#### [INPUT FOR THIS TASK]
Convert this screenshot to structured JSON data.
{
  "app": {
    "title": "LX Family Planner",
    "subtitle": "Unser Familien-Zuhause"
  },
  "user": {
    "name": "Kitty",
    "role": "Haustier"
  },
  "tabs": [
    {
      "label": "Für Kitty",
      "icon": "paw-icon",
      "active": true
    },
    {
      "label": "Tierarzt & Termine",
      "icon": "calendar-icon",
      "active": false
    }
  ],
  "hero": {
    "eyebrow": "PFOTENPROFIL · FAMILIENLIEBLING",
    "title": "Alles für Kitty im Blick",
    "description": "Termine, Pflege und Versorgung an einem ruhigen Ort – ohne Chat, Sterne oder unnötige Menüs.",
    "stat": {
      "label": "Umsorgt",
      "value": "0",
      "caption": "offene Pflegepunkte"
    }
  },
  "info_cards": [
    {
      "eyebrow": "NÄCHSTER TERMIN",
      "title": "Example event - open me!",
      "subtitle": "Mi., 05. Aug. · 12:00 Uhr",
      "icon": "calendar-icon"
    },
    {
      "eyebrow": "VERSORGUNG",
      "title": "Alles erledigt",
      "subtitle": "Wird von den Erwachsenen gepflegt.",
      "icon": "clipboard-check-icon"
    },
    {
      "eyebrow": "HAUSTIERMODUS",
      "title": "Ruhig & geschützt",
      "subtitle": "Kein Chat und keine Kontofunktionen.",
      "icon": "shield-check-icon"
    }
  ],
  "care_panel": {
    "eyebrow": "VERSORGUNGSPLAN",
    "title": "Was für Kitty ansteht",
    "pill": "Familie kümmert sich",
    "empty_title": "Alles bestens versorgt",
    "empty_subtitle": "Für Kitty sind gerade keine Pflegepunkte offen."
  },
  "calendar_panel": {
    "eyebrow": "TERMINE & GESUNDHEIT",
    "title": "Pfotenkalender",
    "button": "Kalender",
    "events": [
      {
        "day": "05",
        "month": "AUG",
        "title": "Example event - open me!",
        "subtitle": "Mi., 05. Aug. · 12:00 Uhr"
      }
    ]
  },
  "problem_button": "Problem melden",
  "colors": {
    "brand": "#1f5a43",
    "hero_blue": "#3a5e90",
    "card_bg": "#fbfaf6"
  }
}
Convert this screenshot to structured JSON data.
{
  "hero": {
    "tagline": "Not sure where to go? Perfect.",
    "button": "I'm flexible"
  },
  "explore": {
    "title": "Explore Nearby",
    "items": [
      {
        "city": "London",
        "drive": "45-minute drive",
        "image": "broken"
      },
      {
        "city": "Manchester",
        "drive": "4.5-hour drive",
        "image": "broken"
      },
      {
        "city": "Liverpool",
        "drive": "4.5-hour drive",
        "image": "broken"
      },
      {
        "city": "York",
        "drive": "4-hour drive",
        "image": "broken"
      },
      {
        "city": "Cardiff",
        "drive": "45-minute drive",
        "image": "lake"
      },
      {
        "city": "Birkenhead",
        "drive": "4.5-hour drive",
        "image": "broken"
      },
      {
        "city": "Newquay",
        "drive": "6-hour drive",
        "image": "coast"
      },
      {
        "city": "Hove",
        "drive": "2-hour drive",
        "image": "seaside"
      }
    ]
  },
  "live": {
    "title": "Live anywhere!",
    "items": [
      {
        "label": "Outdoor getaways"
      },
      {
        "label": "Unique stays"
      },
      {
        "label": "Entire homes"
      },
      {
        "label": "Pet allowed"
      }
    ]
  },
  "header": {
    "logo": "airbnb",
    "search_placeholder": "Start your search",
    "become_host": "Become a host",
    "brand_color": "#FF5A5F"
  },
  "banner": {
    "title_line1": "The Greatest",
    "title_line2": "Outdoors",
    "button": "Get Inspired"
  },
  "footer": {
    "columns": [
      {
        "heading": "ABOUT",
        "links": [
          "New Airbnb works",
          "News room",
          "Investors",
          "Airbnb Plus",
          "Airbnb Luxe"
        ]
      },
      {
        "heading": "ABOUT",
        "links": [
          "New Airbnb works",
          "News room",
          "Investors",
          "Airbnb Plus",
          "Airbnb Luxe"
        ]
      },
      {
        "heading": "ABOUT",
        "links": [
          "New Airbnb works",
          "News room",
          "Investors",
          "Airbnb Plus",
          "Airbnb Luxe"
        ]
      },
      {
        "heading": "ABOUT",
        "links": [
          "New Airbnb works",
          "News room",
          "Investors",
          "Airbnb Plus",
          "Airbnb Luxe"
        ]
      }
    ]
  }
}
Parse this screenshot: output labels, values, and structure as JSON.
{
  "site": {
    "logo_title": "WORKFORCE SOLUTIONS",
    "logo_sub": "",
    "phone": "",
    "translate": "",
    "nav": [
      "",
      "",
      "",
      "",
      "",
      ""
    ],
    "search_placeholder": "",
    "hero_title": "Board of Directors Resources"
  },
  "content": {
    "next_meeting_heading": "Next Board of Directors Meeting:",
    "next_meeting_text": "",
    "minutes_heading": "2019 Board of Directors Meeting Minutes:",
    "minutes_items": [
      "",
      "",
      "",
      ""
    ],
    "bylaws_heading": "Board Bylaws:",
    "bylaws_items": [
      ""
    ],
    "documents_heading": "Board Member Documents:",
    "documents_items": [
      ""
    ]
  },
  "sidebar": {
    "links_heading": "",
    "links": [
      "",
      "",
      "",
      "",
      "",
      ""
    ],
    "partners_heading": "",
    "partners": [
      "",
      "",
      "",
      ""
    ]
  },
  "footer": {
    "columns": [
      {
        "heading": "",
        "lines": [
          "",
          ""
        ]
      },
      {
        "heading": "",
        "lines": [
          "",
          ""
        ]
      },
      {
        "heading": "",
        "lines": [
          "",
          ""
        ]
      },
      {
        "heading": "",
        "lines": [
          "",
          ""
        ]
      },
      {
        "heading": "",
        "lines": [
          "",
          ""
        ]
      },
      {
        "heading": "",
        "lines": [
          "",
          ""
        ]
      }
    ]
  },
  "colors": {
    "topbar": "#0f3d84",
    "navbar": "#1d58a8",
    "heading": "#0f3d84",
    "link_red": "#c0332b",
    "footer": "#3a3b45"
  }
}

#### [SHORT TASK]
Please reproduce each line exactly as written.

#### [REPLY]
Convert this screenshot to structured JSON data.
{
  "app": {
    "title": "LX Family Planner",
    "subtitle": "Unser Familien-Zuhause"
  },
  "user": {
    "name": "Kitty",
    "role": "Haustier"
  },
  "tabs": [
    {
      "label": "Für Kitty",
      "icon": "paw-icon",
      "active": true
    },
    {
      "label": "Tierarzt & Termine",
      "icon": "calendar-icon",
      "active": false
    }
  ],
  "hero": {
    "eyebrow": "PFOTENPROFIL · FAMILIENLIEBLING",
    "title": "Alles für Kitty im Blick",
    "description": "Termine, Pflege und Versorgung an einem ruhigen Ort – ohne Chat, Sterne oder unnötige Menüs.",
    "stat": {
      "label": "Umsorgt",
      "value": "0",
      "caption": "offene Pflegepunkte"
    }
  },
  "info_cards": [
    {
      "eyebrow": "NÄCHSTER TERMIN",
      "title": "Example event - open me!",
      "subtitle": "Mi., 05. Aug. · 12:00 Uhr",
      "icon": "calendar-icon"
    },
    {
      "eyebrow": "VERSORGUNG",
      "title": "Alles erledigt",
      "subtitle": "Wird von den Erwachsenen gepflegt.",
      "icon": "clipboard-check-icon"
    },
    {
      "eyebrow": "HAUSTIERMODUS",
      "title": "Ruhig & geschützt",
      "subtitle": "Kein Chat und keine Kontofunktionen.",
      "icon": "shield-check-icon"
    }
  ],
  "care_panel": {
    "eyebrow": "VERSORGUNGSPLAN",
    "title": "Was für Kitty ansteht",
    "pill": "Familie kümmert sich",
    "empty_title": "Alles bestens versorgt",
    "empty_subtitle": "Für Kitty sind gerade keine Pflegepunkte offen."
  },
  "calendar_panel": {
    "eyebrow": "TERMINE & GESUNDHEIT",
    "title": "Pfotenkalender",
    "button": "Kalender",
    "events": [
      {
        "day": "05",
        "month": "AUG",
        "title": "Example event - open me!",
        "subtitle": "Mi., 05. Aug. · 12:00 Uhr"
      }
    ]
  },
  "problem_button": "Problem melden",
  "colors": {
    "brand": "#1f5a43",
    "hero_blue": "#3a5e90",
    "card_bg": "#fbfaf6"
  }
}
Convert this screenshot to structured JSON data.
{
  "hero": {
    "tagline": "Not sure where to go? Perfect.",
    "button": "I'm flexible"
  },
  "explore": {
    "title": "Explore Nearby",
    "items": [
      {
        "city": "London",
        "drive": "45-minute drive",
        "image": "broken"
      },
      {
        "city": "Manchester",
        "drive": "4.5-hour drive",
        "image": "broken"
      },
      {
        "city": "Liverpool",
        "drive": "4.5-hour drive",
        "image": "broken"
      },
      {
        "city": "York",
        "drive": "4-hour drive",
        "image": "broken"
      },
      {
        "city": "Cardiff",
        "drive": "45-minute drive",
        "image": "lake"
      },
      {
        "city": "Birkenhead",
        "drive": "4.5-hour drive",
        "image": "broken"
      },
      {
        "city": "Newquay",
        "drive": "6-hour drive",
        "image": "coast"
      },
      {
        "city": "Hove",
        "drive": "2-hour drive",
        "image": "seaside"
      }
    ]
  },
  "live": {
    "title": "Live anywhere!",
    "items": [
      {
        "label": "Outdoor getaways"
      },
      {
        "label": "Unique stays"
      },
      {
        "label": "Entire homes"
      },
      {
        "label": "Pet allowed"
      }
    ]
  },
  "header": {
    "logo": "airbnb",
    "search_placeholder": "Start your search",
    "become_host": "Become a host",
    "brand_color": "#FF5A5F"
  },
  "banner": {
    "title_line1": "The Greatest",
    "title_line2": "Outdoors",
    "button": "Get Inspired"
  },
  "footer": {
    "columns": [
      {
        "heading": "ABOUT",
        "links": [
          "New Airbnb works",
          "News room",
          "Investors",
          "Airbnb Plus",
          "Airbnb Luxe"
        ]
      },
      {
        "heading": "ABOUT",
        "links": [
          "New Airbnb works",
          "News room",
          "Investors",
          "Airbnb Plus",
          "Airbnb Luxe"
        ]
      },
      {
        "heading": "ABOUT",
        "links": [
          "New Airbnb works",
          "News room",
          "Investors",
          "Airbnb Plus",
          "Airbnb Luxe"
        ]
      },
      {
        "heading": "ABOUT",
        "links": [
          "New Airbnb works",
          "News room",
          "Investors",
          "Airbnb Plus",
          "Airbnb Luxe"
        ]
      }
    ]
  }
}
Parse this screenshot: output labels, values, and structure as JSON.
{
  "site": {
    "logo_title": "WORKFORCE SOLUTIONS",
    "logo_sub": "",
    "phone": "",
    "translate": "",
    "nav": [
      "",
      "",
      "",
      "",
      "",
      ""
    ],
    "search_placeholder": "",
    "hero_title": "Board of Directors Resources"
  },
  "content": {
    "next_meeting_heading": "Next Board of Directors Meeting:",
    "next_meeting_text": "",
    "minutes_heading": "2019 Board of Directors Meeting Minutes:",
    "minutes_items": [
      "",
      "",
      "",
      ""
    ],
    "bylaws_heading": "Board Bylaws:",
    "bylaws_items": [
      ""
    ],
    "documents_heading": "Board Member Documents:",
    "documents_items": [
      ""
    ]
  },
  "sidebar": {
    "links_heading": "",
    "links": [
      "",
      "",
      "",
      "",
      "",
      ""
    ],
    "partners_heading": "",
    "partners": [
      "",
      "",
      "",
      ""
    ]
  },
  "footer": {
    "columns": [
      {
        "heading": "",
        "lines": [
          "",
          ""
        ]
      },
      {
        "heading": "",
        "lines": [
          "",
          ""
        ]
      },
      {
        "heading": "",
        "lines": [
          "",
          ""
        ]
      },
      {
        "heading": "",
        "lines": [
          "",
          ""
        ]
      },
      {
        "heading": "",
        "lines": [
          "",
          ""
        ]
      },
      {
        "heading": "",
        "lines": [
          "",
          ""
        ]
      }
    ]
  },
  "colors": {
    "topbar": "#0f3d84",
    "navbar": "#1d58a8",
    "heading": "#0f3d84",
    "link_red": "#c0332b",
    "footer": "#3a3b45"
  }
}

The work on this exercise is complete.